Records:
((

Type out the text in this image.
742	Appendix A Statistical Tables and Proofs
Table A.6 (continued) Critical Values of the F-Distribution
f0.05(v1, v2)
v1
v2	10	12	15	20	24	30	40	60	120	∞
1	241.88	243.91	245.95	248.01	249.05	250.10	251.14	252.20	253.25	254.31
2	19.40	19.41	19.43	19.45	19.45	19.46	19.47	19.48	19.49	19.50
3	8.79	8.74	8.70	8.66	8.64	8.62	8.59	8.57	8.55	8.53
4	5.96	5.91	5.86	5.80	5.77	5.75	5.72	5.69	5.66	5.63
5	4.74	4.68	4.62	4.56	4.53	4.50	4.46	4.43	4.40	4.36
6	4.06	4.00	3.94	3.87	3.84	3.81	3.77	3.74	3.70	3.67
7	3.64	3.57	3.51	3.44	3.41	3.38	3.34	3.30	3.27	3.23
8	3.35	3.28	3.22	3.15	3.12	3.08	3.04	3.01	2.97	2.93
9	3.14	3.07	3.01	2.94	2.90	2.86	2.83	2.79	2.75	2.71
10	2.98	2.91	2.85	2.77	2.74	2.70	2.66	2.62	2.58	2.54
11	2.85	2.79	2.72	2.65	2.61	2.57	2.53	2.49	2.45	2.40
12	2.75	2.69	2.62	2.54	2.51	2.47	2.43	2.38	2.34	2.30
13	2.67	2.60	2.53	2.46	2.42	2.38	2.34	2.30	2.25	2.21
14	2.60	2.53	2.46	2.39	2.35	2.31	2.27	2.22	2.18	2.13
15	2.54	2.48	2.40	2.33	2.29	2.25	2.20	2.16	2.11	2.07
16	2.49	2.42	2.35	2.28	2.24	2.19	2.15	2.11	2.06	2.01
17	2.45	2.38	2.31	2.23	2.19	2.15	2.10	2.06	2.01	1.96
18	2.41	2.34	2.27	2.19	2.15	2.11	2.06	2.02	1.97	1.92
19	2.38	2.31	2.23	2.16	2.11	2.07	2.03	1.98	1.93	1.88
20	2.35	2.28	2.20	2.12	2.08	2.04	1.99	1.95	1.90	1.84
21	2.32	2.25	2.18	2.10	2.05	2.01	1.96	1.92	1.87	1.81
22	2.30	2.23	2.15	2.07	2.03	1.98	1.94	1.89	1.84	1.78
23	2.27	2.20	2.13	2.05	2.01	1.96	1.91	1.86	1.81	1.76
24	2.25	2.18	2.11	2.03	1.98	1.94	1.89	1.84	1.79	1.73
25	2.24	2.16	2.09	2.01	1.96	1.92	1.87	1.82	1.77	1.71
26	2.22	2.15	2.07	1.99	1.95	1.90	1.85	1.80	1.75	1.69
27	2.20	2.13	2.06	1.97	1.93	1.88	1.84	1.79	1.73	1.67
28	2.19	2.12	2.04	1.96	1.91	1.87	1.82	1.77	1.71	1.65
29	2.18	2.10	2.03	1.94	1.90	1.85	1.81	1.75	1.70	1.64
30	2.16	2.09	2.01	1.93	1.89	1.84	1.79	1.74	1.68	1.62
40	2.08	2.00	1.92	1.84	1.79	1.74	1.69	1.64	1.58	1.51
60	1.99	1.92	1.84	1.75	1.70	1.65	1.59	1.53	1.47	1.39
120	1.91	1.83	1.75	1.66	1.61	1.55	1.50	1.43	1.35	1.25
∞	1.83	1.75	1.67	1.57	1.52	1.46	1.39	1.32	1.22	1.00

))

● SET TASK
Copy out the full material exactly as it appears.

● ANSWER TO THE EXERCISE
Type out the text in this image.
742	Appendix A Statistical Tables and Proofs
Table A.6 (continued) Critical Values of the F-Distribution
f0.05(v1, v2)
v1
v2	10	12	15	20	24	30	40	60	120	∞
1	241.88	243.91	245.95	248.01	249.05	250.10	251.14	252.20	253.25	254.31
2	19.40	19.41	19.43	19.45	19.45	19.46	19.47	19.48	19.49	19.50
3	8.79	8.74	8.70	8.66	8.64	8.62	8.59	8.57	8.55	8.53
4	5.96	5.91	5.86	5.80	5.77	5.75	5.72	5.69	5.66	5.63
5	4.74	4.68	4.62	4.56	4.53	4.50	4.46	4.43	4.40	4.36
6	4.06	4.00	3.94	3.87	3.84	3.81	3.77	3.74	3.70	3.67
7	3.64	3.57	3.51	3.44	3.41	3.38	3.34	3.30	3.27	3.23
8	3.35	3.28	3.22	3.15	3.12	3.08	3.04	3.01	2.97	2.93
9	3.14	3.07	3.01	2.94	2.90	2.86	2.83	2.79	2.75	2.71
10	2.98	2.91	2.85	2.77	2.74	2.70	2.66	2.62	2.58	2.54
11	2.85	2.79	2.72	2.65	2.61	2.57	2.53	2.49	2.45	2.40
12	2.75	2.69	2.62	2.54	2.51	2.47	2.43	2.38	2.34	2.30
13	2.67	2.60	2.53	2.46	2.42	2.38	2.34	2.30	2.25	2.21
14	2.60	2.53	2.46	2.39	2.35	2.31	2.27	2.22	2.18	2.13
15	2.54	2.48	2.40	2.33	2.29	2.25	2.20	2.16	2.11	2.07
16	2.49	2.42	2.35	2.28	2.24	2.19	2.15	2.11	2.06	2.01
17	2.45	2.38	2.31	2.23	2.19	2.15	2.10	2.06	2.01	1.96
18	2.41	2.34	2.27	2.19	2.15	2.11	2.06	2.02	1.97	1.92
19	2.38	2.31	2.23	2.16	2.11	2.07	2.03	1.98	1.93	1.88
20	2.35	2.28	2.20	2.12	2.08	2.04	1.99	1.95	1.90	1.84
21	2.32	2.25	2.18	2.10	2.05	2.01	1.96	1.92	1.87	1.81
22	2.30	2.23	2.15	2.07	2.03	1.98	1.94	1.89	1.84	1.78
23	2.27	2.20	2.13	2.05	2.01	1.96	1.91	1.86	1.81	1.76
24	2.25	2.18	2.11	2.03	1.98	1.94	1.89	1.84	1.79	1.73
25	2.24	2.16	2.09	2.01	1.96	1.92	1.87	1.82	1.77	1.71
26	2.22	2.15	2.07	1.99	1.95	1.90	1.85	1.80	1.75	1.69
27	2.20	2.13	2.06	1.97	1.93	1.88	1.84	1.79	1.73	1.67
28	2.19	2.12	2.04	1.96	1.91	1.87	1.82	1.77	1.71	1.65
29	2.18	2.10	2.03	1.94	1.90	1.85	1.81	1.75	1.70	1.64
30	2.16	2.09	2.01	1.93	1.89	1.84	1.79	1.74	1.68	1.62
40	2.08	2.00	1.92	1.84	1.79	1.74	1.69	1.64	1.58	1.51
60	1.99	1.92	1.84	1.75	1.70	1.65	1.59	1.53	1.47	1.39
120	1.91	1.83	1.75	1.66	1.61	1.55	1.50	1.43	1.35	1.25
∞	1.83	1.75	1.67	1.57	1.52	1.46	1.39	1.32	1.22	1.00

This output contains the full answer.